Job> Report every line in the listing that contains the string "from".

━━━━━ Records for the exercise ━━━━━

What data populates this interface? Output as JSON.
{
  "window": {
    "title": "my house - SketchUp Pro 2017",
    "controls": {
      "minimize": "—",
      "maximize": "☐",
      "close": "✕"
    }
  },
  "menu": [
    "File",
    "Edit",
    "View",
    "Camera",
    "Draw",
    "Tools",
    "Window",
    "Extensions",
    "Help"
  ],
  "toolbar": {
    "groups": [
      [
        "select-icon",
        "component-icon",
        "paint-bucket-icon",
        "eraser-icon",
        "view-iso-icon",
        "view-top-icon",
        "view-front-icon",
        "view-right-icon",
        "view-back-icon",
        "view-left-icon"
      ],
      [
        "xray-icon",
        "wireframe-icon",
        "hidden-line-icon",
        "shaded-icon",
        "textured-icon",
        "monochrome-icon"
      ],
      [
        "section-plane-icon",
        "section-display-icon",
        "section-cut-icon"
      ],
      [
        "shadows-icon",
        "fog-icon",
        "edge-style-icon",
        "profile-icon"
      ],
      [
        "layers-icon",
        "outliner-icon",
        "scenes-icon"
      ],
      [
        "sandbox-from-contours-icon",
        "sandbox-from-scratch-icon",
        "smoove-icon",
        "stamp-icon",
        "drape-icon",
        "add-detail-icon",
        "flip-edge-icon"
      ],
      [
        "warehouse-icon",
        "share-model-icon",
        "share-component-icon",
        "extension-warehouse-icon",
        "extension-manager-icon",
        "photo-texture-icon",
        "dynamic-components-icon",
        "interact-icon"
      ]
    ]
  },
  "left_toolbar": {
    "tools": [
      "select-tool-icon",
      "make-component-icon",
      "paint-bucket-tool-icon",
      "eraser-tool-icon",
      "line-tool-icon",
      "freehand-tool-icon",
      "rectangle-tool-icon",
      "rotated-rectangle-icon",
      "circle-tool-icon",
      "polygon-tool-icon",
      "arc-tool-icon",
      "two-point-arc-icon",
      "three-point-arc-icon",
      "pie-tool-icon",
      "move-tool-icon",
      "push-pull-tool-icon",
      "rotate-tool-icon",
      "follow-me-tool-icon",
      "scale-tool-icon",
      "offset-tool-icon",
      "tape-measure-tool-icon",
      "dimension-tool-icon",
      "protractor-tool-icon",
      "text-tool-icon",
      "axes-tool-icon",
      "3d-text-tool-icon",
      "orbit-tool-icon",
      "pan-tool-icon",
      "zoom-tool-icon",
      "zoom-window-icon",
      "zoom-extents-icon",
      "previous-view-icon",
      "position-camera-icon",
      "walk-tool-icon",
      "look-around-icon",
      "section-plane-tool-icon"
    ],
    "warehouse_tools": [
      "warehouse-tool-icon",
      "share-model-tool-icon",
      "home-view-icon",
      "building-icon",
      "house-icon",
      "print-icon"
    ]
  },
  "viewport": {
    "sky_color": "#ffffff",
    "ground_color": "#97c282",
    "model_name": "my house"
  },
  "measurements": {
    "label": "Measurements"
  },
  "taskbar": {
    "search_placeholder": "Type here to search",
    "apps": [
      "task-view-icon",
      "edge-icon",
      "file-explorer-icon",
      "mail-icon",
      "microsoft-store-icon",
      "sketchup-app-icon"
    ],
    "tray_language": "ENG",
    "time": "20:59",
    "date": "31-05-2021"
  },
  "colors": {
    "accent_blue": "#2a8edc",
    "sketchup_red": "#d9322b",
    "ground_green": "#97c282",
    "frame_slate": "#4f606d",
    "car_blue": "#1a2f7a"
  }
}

━━━━━

Solved problem>
        "sandbox-from-contours-icon",
        "sandbox-from-scratch-icon",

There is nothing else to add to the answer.